## What is expected:
State how many lines of the entries below hold the word "travels"; reply with nothing but the number.

--------------------------------

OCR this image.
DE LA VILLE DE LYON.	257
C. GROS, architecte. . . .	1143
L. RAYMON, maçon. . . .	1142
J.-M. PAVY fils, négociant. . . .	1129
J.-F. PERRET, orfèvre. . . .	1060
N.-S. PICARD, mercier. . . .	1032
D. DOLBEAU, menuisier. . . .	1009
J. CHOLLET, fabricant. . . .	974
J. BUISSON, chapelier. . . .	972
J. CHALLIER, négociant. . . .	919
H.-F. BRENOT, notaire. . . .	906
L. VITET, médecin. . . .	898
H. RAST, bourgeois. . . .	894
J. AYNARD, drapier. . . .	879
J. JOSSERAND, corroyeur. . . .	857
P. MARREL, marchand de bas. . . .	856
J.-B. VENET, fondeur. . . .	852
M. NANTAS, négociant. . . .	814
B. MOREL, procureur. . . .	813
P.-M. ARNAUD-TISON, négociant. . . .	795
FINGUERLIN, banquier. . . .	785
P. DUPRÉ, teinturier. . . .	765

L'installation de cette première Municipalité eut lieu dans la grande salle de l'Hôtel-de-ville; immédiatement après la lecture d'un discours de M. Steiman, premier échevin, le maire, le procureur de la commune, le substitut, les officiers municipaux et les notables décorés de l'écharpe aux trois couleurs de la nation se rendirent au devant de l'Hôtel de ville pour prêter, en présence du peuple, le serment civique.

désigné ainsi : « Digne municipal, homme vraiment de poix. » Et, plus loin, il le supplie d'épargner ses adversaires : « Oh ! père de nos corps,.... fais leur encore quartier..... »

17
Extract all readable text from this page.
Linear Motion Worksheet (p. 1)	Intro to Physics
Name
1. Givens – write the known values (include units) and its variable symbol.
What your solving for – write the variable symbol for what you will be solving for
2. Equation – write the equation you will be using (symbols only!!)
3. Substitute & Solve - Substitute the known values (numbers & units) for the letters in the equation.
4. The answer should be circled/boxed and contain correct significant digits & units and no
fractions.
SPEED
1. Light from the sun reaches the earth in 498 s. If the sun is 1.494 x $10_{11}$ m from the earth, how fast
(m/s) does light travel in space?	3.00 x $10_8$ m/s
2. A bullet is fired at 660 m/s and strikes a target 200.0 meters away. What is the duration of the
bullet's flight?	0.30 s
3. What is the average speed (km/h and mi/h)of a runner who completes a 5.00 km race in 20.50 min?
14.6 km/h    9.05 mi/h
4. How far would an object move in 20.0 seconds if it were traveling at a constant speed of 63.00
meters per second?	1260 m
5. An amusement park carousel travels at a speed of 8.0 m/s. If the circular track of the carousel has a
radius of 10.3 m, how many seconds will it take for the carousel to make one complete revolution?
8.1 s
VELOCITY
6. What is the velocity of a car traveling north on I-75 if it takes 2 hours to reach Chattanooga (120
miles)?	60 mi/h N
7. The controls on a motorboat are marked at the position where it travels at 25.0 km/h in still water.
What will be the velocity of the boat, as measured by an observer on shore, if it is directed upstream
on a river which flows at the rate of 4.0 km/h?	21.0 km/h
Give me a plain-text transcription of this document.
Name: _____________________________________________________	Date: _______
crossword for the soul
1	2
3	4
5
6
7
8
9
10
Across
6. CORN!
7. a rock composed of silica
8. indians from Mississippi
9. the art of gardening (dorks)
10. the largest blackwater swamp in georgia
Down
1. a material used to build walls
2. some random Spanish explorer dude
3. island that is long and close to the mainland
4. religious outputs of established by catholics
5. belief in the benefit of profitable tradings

--------------------------------

## Solution:
2